↓↓↓

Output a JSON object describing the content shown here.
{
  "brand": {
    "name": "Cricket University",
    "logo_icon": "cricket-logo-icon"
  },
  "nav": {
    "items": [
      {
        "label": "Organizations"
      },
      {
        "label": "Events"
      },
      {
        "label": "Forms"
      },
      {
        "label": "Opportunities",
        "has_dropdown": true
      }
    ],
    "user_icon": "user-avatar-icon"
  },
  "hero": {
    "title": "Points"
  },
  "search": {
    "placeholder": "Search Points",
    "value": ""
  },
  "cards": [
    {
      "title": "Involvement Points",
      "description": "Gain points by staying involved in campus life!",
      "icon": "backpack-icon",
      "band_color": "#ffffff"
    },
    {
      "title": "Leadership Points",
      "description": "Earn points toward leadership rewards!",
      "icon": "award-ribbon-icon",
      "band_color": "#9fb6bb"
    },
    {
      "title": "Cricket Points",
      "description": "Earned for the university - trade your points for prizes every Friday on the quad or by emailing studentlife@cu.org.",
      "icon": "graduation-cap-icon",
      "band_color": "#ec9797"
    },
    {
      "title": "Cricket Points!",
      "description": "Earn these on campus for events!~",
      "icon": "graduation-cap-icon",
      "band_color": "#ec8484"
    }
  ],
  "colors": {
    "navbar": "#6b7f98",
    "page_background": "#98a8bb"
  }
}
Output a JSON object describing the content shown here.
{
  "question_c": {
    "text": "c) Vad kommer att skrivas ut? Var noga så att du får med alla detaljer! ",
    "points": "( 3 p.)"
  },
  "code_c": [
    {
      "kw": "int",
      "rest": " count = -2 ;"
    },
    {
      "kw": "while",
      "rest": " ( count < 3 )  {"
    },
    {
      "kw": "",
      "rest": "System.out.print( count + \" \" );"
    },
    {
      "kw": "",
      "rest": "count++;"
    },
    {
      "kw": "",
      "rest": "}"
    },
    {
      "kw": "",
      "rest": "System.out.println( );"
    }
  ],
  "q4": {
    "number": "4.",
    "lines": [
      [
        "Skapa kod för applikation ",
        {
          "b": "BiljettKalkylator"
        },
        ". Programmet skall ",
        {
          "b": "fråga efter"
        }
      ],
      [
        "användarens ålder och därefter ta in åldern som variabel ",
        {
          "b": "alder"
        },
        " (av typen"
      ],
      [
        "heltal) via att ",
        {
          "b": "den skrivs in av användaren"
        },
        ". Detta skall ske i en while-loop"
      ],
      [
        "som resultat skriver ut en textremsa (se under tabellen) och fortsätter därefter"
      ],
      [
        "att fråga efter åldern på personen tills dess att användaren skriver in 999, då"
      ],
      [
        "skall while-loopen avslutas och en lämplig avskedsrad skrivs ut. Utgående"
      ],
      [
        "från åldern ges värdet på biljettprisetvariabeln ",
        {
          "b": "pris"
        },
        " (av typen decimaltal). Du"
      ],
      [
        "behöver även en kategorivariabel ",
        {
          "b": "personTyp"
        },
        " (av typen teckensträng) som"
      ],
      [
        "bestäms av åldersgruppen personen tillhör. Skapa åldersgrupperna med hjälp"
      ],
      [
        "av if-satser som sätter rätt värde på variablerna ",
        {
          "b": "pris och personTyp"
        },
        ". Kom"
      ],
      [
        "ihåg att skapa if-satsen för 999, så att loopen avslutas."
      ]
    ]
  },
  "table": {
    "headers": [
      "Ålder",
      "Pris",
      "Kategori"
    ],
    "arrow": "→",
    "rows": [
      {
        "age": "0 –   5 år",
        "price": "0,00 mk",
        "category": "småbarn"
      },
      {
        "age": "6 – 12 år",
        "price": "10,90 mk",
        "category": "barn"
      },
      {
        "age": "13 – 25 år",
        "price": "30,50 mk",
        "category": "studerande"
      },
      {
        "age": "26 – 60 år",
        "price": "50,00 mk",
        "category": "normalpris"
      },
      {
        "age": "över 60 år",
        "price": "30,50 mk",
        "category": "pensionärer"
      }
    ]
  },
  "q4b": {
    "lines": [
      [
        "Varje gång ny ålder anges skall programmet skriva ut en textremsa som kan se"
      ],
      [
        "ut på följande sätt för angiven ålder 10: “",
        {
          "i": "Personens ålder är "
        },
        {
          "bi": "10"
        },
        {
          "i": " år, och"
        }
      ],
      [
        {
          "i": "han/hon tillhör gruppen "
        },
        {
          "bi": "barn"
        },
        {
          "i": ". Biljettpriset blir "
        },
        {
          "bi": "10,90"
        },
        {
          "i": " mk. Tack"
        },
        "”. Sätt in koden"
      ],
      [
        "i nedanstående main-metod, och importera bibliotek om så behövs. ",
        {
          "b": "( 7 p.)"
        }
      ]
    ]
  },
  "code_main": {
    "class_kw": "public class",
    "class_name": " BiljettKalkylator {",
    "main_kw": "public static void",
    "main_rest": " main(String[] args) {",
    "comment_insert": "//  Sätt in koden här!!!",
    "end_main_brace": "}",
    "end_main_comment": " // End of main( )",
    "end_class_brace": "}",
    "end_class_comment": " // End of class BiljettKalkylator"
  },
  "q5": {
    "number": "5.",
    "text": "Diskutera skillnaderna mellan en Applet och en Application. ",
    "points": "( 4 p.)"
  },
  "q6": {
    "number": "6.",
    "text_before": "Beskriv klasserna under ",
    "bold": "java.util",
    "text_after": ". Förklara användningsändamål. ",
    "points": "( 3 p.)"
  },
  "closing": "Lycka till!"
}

↑↑↑

→ **Requirement**
Can you restate every record above word for word?

→ **Task result**
Output a JSON object describing the content shown here.
{
  "brand": {
    "name": "Cricket University",
    "logo_icon": "cricket-logo-icon"
  },
  "nav": {
    "items": [
      {
        "label": "Organizations"
      },
      {
        "label": "Events"
      },
      {
        "label": "Forms"
      },
      {
        "label": "Opportunities",
        "has_dropdown": true
      }
    ],
    "user_icon": "user-avatar-icon"
  },
  "hero": {
    "title": "Points"
  },
  "search": {
    "placeholder": "Search Points",
    "value": ""
  },
  "cards": [
    {
      "title": "Involvement Points",
      "description": "Gain points by staying involved in campus life!",
      "icon": "backpack-icon",
      "band_color": "#ffffff"
    },
    {
      "title": "Leadership Points",
      "description": "Earn points toward leadership rewards!",
      "icon": "award-ribbon-icon",
      "band_color": "#9fb6bb"
    },
    {
      "title": "Cricket Points",
      "description": "Earned for the university - trade your points for prizes every Friday on the quad or by emailing studentlife@cu.org.",
      "icon": "graduation-cap-icon",
      "band_color": "#ec9797"
    },
    {
      "title": "Cricket Points!",
      "description": "Earn these on campus for events!~",
      "icon": "graduation-cap-icon",
      "band_color": "#ec8484"
    }
  ],
  "colors": {
    "navbar": "#6b7f98",
    "page_background": "#98a8bb"
  }
}
Output a JSON object describing the content shown here.
{
  "question_c": {
    "text": "c) Vad kommer att skrivas ut? Var noga så att du får med alla detaljer! ",
    "points": "( 3 p.)"
  },
  "code_c": [
    {
      "kw": "int",
      "rest": " count = -2 ;"
    },
    {
      "kw": "while",
      "rest": " ( count < 3 )  {"
    },
    {
      "kw": "",
      "rest": "System.out.print( count + \" \" );"
    },
    {
      "kw": "",
      "rest": "count++;"
    },
    {
      "kw": "",
      "rest": "}"
    },
    {
      "kw": "",
      "rest": "System.out.println( );"
    }
  ],
  "q4": {
    "number": "4.",
    "lines": [
      [
        "Skapa kod för applikation ",
        {
          "b": "BiljettKalkylator"
        },
        ". Programmet skall ",
        {
          "b": "fråga efter"
        }
      ],
      [
        "användarens ålder och därefter ta in åldern som variabel ",
        {
          "b": "alder"
        },
        " (av typen"
      ],
      [
        "heltal) via att ",
        {
          "b": "den skrivs in av användaren"
        },
        ". Detta skall ske i en while-loop"
      ],
      [
        "som resultat skriver ut en textremsa (se under tabellen) och fortsätter därefter"
      ],
      [
        "att fråga efter åldern på personen tills dess att användaren skriver in 999, då"
      ],
      [
        "skall while-loopen avslutas och en lämplig avskedsrad skrivs ut. Utgående"
      ],
      [
        "från åldern ges värdet på biljettprisetvariabeln ",
        {
          "b": "pris"
        },
        " (av typen decimaltal). Du"
      ],
      [
        "behöver även en kategorivariabel ",
        {
          "b": "personTyp"
        },
        " (av typen teckensträng) som"
      ],
      [
        "bestäms av åldersgruppen personen tillhör. Skapa åldersgrupperna med hjälp"
      ],
      [
        "av if-satser som sätter rätt värde på variablerna ",
        {
          "b": "pris och personTyp"
        },
        ". Kom"
      ],
      [
        "ihåg att skapa if-satsen för 999, så att loopen avslutas."
      ]
    ]
  },
  "table": {
    "headers": [
      "Ålder",
      "Pris",
      "Kategori"
    ],
    "arrow": "→",
    "rows": [
      {
        "age": "0 –   5 år",
        "price": "0,00 mk",
        "category": "småbarn"
      },
      {
        "age": "6 – 12 år",
        "price": "10,90 mk",
        "category": "barn"
      },
      {
        "age": "13 – 25 år",
        "price": "30,50 mk",
        "category": "studerande"
      },
      {
        "age": "26 – 60 år",
        "price": "50,00 mk",
        "category": "normalpris"
      },
      {
        "age": "över 60 år",
        "price": "30,50 mk",
        "category": "pensionärer"
      }
    ]
  },
  "q4b": {
    "lines": [
      [
        "Varje gång ny ålder anges skall programmet skriva ut en textremsa som kan se"
      ],
      [
        "ut på följande sätt för angiven ålder 10: “",
        {
          "i": "Personens ålder är "
        },
        {
          "bi": "10"
        },
        {
          "i": " år, och"
        }
      ],
      [
        {
          "i": "han/hon tillhör gruppen "
        },
        {
          "bi": "barn"
        },
        {
          "i": ". Biljettpriset blir "
        },
        {
          "bi": "10,90"
        },
        {
          "i": " mk. Tack"
        },
        "”. Sätt in koden"
      ],
      [
        "i nedanstående main-metod, och importera bibliotek om så behövs. ",
        {
          "b": "( 7 p.)"
        }
      ]
    ]
  },
  "code_main": {
    "class_kw": "public class",
    "class_name": " BiljettKalkylator {",
    "main_kw": "public static void",
    "main_rest": " main(String[] args) {",
    "comment_insert": "//  Sätt in koden här!!!",
    "end_main_brace": "}",
    "end_main_comment": " // End of main( )",
    "end_class_brace": "}",
    "end_class_comment": " // End of class BiljettKalkylator"
  },
  "q5": {
    "number": "5.",
    "text": "Diskutera skillnaderna mellan en Applet och en Application. ",
    "points": "( 4 p.)"
  },
  "q6": {
    "number": "6.",
    "text_before": "Beskriv klasserna under ",
    "bold": "java.util",
    "text_after": ". Förklara användningsändamål. ",
    "points": "( 3 p.)"
  },
  "closing": "Lycka till!"
}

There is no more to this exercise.